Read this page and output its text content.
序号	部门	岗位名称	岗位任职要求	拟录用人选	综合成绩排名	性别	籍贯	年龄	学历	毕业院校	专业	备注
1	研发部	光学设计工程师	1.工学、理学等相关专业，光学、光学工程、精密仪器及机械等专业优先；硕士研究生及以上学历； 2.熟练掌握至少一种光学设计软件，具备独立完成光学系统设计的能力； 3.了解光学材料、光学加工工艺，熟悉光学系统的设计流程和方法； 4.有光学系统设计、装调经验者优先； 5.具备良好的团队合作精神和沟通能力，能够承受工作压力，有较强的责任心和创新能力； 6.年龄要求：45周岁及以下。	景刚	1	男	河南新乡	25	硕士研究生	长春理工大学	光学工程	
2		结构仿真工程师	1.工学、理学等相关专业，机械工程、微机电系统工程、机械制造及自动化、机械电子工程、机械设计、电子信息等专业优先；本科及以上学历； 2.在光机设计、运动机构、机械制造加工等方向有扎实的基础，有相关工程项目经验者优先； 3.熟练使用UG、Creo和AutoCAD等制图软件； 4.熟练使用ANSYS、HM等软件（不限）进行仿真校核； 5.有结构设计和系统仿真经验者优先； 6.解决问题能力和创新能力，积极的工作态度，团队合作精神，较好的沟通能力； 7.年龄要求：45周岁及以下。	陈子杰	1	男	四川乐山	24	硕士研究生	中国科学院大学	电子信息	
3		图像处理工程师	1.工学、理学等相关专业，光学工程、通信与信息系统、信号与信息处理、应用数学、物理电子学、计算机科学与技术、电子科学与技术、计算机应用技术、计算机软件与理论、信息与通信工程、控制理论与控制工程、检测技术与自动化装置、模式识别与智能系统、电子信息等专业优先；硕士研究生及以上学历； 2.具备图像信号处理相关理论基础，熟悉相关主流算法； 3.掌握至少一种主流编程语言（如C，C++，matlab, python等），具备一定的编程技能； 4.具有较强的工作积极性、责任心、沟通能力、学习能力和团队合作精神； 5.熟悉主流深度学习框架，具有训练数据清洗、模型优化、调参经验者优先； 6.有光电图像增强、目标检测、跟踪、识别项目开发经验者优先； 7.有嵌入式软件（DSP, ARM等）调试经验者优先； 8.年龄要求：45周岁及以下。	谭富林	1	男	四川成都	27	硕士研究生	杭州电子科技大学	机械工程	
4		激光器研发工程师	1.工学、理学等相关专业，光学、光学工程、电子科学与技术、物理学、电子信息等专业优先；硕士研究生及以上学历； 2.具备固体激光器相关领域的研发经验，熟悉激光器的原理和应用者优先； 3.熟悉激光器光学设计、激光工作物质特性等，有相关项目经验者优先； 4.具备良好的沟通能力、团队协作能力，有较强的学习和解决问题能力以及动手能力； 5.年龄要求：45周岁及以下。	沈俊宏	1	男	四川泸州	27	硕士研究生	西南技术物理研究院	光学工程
..............................
▸ WORK TO DO:
Output all of the data again, exactly.

▸ SOLUTION BELOW:
Read this page and output its text content.
序号	部门	岗位名称	岗位任职要求	拟录用人选	综合成绩排名	性别	籍贯	年龄	学历	毕业院校	专业	备注
1	研发部	光学设计工程师	1.工学、理学等相关专业，光学、光学工程、精密仪器及机械等专业优先；硕士研究生及以上学历； 2.熟练掌握至少一种光学设计软件，具备独立完成光学系统设计的能力； 3.了解光学材料、光学加工工艺，熟悉光学系统的设计流程和方法； 4.有光学系统设计、装调经验者优先； 5.具备良好的团队合作精神和沟通能力，能够承受工作压力，有较强的责任心和创新能力； 6.年龄要求：45周岁及以下。	景刚	1	男	河南新乡	25	硕士研究生	长春理工大学	光学工程	
2		结构仿真工程师	1.工学、理学等相关专业，机械工程、微机电系统工程、机械制造及自动化、机械电子工程、机械设计、电子信息等专业优先；本科及以上学历； 2.在光机设计、运动机构、机械制造加工等方向有扎实的基础，有相关工程项目经验者优先； 3.熟练使用UG、Creo和AutoCAD等制图软件； 4.熟练使用ANSYS、HM等软件（不限）进行仿真校核； 5.有结构设计和系统仿真经验者优先； 6.解决问题能力和创新能力，积极的工作态度，团队合作精神，较好的沟通能力； 7.年龄要求：45周岁及以下。	陈子杰	1	男	四川乐山	24	硕士研究生	中国科学院大学	电子信息	
3		图像处理工程师	1.工学、理学等相关专业，光学工程、通信与信息系统、信号与信息处理、应用数学、物理电子学、计算机科学与技术、电子科学与技术、计算机应用技术、计算机软件与理论、信息与通信工程、控制理论与控制工程、检测技术与自动化装置、模式识别与智能系统、电子信息等专业优先；硕士研究生及以上学历； 2.具备图像信号处理相关理论基础，熟悉相关主流算法； 3.掌握至少一种主流编程语言（如C，C++，matlab, python等），具备一定的编程技能； 4.具有较强的工作积极性、责任心、沟通能力、学习能力和团队合作精神； 5.熟悉主流深度学习框架，具有训练数据清洗、模型优化、调参经验者优先； 6.有光电图像增强、目标检测、跟踪、识别项目开发经验者优先； 7.有嵌入式软件（DSP, ARM等）调试经验者优先； 8.年龄要求：45周岁及以下。	谭富林	1	男	四川成都	27	硕士研究生	杭州电子科技大学	机械工程	
4		激光器研发工程师	1.工学、理学等相关专业，光学、光学工程、电子科学与技术、物理学、电子信息等专业优先；硕士研究生及以上学历； 2.具备固体激光器相关领域的研发经验，熟悉激光器的原理和应用者优先； 3.熟悉激光器光学设计、激光工作物质特性等，有相关项目经验者优先； 4.具备良好的沟通能力、团队协作能力，有较强的学习和解决问题能力以及动手能力； 5.年龄要求：45周岁及以下。	沈俊宏	1	男	四川泸州	27	硕士研究生	西南技术物理研究院	光学工程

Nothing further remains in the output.